--- Start ---

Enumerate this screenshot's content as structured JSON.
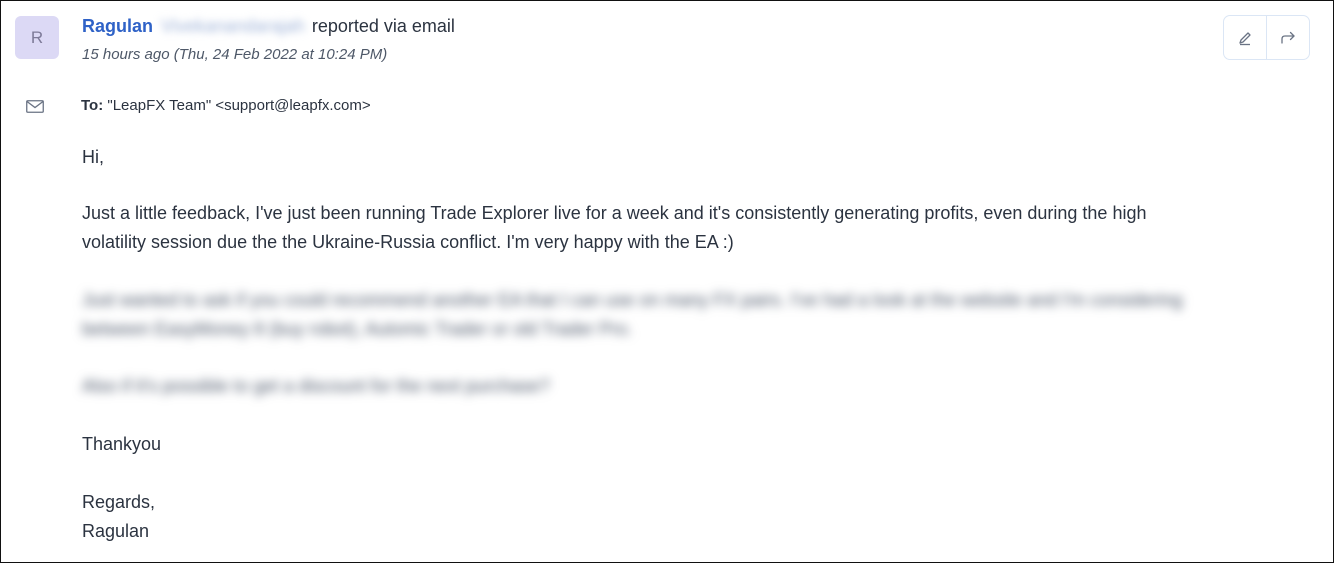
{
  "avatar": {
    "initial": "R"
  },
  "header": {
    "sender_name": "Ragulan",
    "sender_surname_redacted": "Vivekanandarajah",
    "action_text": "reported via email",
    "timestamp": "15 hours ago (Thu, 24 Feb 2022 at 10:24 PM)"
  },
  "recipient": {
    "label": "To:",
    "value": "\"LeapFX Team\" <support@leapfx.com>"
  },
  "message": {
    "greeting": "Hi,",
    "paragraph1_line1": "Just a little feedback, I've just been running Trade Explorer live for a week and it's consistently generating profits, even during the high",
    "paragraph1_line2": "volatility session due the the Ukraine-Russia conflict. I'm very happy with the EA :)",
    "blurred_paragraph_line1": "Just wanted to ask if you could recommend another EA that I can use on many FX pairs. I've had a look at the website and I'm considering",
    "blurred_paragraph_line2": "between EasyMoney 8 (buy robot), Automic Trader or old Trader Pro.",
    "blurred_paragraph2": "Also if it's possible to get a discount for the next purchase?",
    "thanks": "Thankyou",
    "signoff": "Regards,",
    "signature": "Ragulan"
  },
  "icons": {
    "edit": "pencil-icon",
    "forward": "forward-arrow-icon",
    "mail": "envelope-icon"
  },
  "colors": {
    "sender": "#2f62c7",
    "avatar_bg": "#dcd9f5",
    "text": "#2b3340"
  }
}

--- End ---

STATED GOAL:
Copy the records above exactly. The pictures are not part of the copy.

SOLUTION BELOW:
Enumerate this screenshot's content as structured JSON.
{
  "avatar": {
    "initial": "R"
  },
  "header": {
    "sender_name": "Ragulan",
    "sender_surname_redacted": "Vivekanandarajah",
    "action_text": "reported via email",
    "timestamp": "15 hours ago (Thu, 24 Feb 2022 at 10:24 PM)"
  },
  "recipient": {
    "label": "To:",
    "value": "\"LeapFX Team\" <support@leapfx.com>"
  },
  "message": {
    "greeting": "Hi,",
    "paragraph1_line1": "Just a little feedback, I've just been running Trade Explorer live for a week and it's consistently generating profits, even during the high",
    "paragraph1_line2": "volatility session due the the Ukraine-Russia conflict. I'm very happy with the EA :)",
    "blurred_paragraph_line1": "Just wanted to ask if you could recommend another EA that I can use on many FX pairs. I've had a look at the website and I'm considering",
    "blurred_paragraph_line2": "between EasyMoney 8 (buy robot), Automic Trader or old Trader Pro.",
    "blurred_paragraph2": "Also if it's possible to get a discount for the next purchase?",
    "thanks": "Thankyou",
    "signoff": "Regards,",
    "signature": "Ragulan"
  },
  "icons": {
    "edit": "pencil-icon",
    "forward": "forward-arrow-icon",
    "mail": "envelope-icon"
  },
  "colors": {
    "sender": "#2f62c7",
    "avatar_bg": "#dcd9f5",
    "text": "#2b3340"
  }
}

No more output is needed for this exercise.